>> BEGIN DATA FOR THIS TASK

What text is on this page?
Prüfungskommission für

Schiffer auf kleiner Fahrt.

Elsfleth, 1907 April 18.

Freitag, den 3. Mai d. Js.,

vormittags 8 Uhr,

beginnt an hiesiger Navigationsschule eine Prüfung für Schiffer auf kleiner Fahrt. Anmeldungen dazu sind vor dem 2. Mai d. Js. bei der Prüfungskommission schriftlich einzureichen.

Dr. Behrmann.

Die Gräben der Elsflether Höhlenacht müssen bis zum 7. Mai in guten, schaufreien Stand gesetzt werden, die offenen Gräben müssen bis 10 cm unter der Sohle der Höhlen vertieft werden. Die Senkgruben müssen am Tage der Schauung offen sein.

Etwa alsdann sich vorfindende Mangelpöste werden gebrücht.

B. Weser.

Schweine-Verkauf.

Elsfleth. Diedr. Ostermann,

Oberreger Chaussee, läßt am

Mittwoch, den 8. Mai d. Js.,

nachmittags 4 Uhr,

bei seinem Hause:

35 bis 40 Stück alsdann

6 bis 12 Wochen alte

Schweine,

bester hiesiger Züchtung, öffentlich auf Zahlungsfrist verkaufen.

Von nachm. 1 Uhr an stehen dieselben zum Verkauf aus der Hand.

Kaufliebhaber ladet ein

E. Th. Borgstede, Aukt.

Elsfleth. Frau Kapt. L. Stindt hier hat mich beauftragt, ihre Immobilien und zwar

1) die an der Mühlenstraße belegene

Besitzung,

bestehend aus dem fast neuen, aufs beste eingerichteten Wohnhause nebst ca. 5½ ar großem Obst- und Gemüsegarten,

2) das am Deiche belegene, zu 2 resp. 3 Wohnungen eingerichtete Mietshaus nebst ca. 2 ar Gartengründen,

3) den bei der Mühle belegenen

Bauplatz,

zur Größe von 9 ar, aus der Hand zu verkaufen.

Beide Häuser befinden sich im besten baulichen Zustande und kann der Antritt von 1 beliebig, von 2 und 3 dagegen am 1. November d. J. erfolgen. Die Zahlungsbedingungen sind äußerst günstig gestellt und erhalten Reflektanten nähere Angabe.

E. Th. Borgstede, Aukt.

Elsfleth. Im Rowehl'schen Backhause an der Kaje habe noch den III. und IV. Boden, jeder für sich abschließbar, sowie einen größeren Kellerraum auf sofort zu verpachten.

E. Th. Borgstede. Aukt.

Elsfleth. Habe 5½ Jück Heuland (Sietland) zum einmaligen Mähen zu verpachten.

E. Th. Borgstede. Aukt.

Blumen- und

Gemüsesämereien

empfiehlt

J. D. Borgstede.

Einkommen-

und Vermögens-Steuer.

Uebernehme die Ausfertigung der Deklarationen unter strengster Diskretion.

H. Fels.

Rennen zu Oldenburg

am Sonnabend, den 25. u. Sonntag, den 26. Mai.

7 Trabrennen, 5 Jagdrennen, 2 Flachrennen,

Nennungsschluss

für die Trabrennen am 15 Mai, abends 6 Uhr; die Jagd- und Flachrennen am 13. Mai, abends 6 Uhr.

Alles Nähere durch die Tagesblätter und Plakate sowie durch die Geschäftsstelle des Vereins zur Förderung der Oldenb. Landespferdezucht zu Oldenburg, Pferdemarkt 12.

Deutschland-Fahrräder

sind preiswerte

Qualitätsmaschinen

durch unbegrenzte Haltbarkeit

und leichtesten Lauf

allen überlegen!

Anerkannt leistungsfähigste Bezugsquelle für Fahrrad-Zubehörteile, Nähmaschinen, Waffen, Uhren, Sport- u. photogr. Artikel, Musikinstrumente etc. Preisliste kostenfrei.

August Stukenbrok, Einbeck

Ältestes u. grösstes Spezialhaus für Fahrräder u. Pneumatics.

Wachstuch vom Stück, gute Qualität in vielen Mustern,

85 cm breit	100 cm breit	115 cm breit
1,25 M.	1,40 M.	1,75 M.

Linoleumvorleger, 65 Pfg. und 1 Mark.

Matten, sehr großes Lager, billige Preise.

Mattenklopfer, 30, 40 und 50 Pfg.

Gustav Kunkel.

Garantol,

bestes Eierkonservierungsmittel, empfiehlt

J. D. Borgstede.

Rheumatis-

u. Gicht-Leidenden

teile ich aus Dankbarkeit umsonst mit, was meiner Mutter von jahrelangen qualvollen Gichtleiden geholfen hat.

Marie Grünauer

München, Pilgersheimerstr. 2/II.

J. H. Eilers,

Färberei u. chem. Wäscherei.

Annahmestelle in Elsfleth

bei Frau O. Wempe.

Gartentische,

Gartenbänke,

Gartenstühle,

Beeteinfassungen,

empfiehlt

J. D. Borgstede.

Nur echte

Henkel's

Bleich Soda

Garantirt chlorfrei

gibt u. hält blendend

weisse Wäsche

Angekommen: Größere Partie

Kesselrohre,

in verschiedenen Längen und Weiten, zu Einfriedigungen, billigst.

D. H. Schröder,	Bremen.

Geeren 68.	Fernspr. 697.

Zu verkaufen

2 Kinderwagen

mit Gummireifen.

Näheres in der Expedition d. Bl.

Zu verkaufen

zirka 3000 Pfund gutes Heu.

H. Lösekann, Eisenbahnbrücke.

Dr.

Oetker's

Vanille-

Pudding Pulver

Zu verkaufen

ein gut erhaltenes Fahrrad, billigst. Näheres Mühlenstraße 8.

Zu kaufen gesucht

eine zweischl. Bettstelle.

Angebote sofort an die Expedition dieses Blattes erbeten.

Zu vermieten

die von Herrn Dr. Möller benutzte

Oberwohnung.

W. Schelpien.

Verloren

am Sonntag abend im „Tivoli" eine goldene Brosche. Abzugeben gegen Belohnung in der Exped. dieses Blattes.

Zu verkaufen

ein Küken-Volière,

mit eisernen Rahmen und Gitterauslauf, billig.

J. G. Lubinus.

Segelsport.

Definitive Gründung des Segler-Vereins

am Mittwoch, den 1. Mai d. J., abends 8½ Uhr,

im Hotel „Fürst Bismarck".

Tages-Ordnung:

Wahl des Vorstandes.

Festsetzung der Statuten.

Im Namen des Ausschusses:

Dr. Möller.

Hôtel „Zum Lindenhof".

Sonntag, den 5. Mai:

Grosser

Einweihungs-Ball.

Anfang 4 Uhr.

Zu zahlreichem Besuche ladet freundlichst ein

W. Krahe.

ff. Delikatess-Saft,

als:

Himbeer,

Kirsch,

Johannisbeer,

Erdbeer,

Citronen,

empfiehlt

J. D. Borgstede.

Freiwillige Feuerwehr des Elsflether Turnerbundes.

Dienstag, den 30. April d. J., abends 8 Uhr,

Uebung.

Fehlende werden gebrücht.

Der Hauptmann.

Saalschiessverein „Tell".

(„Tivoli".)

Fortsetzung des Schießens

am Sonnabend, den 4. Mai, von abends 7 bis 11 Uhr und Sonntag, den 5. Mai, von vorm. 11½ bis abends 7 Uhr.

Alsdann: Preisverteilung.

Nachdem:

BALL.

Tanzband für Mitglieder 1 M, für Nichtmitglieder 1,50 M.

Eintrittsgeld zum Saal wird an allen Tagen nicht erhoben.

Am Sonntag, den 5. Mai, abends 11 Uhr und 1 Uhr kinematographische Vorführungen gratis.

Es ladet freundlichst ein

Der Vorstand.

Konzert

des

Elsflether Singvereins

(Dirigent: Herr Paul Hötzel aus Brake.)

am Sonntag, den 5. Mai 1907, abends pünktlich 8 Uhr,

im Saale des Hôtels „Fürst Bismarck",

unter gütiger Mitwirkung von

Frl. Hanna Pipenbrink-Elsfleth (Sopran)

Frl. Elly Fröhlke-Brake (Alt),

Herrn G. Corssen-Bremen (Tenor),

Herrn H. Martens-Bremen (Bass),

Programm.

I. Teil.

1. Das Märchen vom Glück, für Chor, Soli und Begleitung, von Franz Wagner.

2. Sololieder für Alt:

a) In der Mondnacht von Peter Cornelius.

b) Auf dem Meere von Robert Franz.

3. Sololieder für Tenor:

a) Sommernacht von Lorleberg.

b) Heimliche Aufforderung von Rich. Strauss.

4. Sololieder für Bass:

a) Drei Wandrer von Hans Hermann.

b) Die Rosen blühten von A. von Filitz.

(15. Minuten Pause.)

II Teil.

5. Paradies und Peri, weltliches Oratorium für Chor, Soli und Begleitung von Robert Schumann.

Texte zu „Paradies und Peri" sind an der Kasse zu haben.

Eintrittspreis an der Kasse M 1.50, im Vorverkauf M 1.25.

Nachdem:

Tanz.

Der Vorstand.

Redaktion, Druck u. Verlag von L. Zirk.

>> END DATA FOR THIS TASK

DIRECTIONS: Which lines above hold the word "Fahrrad"? Copy each of them.

WRITTEN REPLY:
Anerkannt leistungsfähigste Bezugsquelle für Fahrrad-Zubehörteile, Nähmaschinen, Waffen, Uhren, Sport- u. photogr. Artikel, Musikinstrumente etc. Preisliste kostenfrei.
ein gut erhaltenes Fahrrad, billigst. Näheres Mühlenstraße 8.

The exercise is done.